■ EXERCISE REQUIREMENTS
Find every line with the word "JSON". Copy those lines.

┄┄┄┄┄┄┄┄┄┄

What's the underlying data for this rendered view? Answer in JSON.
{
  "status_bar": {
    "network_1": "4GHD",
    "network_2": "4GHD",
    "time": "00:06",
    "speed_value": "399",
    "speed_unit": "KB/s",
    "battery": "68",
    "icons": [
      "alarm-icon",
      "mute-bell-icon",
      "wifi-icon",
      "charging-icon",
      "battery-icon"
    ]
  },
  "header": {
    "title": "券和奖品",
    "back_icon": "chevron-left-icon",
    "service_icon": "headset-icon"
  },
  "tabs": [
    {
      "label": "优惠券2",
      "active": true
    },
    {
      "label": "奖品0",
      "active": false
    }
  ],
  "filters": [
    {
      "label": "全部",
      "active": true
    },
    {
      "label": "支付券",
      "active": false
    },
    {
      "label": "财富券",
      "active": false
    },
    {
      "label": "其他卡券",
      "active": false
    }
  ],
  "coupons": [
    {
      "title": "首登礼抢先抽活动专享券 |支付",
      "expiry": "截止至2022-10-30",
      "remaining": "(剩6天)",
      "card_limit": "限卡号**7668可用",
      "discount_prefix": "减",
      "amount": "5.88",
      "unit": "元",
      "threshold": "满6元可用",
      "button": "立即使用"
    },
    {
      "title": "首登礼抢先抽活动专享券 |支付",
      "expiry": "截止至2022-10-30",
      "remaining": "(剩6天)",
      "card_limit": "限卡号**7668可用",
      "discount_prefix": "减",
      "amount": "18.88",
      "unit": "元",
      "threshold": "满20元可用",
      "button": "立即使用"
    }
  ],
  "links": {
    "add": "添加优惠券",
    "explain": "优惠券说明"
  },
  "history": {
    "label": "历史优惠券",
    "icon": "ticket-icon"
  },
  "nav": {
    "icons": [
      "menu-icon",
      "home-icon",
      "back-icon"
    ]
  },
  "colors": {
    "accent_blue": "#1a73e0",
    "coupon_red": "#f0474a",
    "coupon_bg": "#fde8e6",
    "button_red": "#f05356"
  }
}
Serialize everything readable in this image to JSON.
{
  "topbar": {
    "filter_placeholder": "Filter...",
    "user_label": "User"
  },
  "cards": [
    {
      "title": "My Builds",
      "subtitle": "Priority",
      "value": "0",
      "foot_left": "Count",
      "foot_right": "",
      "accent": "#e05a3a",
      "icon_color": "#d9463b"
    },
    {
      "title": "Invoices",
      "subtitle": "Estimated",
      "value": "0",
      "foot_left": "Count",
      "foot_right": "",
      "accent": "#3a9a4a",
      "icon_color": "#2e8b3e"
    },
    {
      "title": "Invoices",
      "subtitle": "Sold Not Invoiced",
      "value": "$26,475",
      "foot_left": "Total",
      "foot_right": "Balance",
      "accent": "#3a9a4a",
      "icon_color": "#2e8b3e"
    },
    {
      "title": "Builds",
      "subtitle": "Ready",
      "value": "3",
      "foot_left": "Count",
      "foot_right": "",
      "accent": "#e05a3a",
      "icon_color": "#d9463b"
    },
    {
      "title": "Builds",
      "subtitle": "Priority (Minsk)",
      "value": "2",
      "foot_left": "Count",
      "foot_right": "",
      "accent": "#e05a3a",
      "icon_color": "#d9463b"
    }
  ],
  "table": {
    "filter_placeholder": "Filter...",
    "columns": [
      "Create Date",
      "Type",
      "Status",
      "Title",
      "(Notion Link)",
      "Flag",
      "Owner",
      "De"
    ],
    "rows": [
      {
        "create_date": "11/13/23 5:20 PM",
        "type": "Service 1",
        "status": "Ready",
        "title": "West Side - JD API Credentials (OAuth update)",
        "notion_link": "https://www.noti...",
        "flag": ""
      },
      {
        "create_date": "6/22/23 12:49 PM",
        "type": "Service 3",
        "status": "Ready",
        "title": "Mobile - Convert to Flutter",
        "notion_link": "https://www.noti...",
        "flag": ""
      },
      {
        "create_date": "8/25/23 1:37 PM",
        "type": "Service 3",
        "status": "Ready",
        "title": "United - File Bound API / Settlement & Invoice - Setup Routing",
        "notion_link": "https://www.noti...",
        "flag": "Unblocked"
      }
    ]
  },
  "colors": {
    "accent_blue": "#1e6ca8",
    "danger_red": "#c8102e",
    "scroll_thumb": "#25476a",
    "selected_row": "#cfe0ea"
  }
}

┄┄┄┄┄┄┄┄┄┄

■ ANSWER BELOW
What's the underlying data for this rendered view? Answer in JSON.
Serialize everything readable in this image to JSON.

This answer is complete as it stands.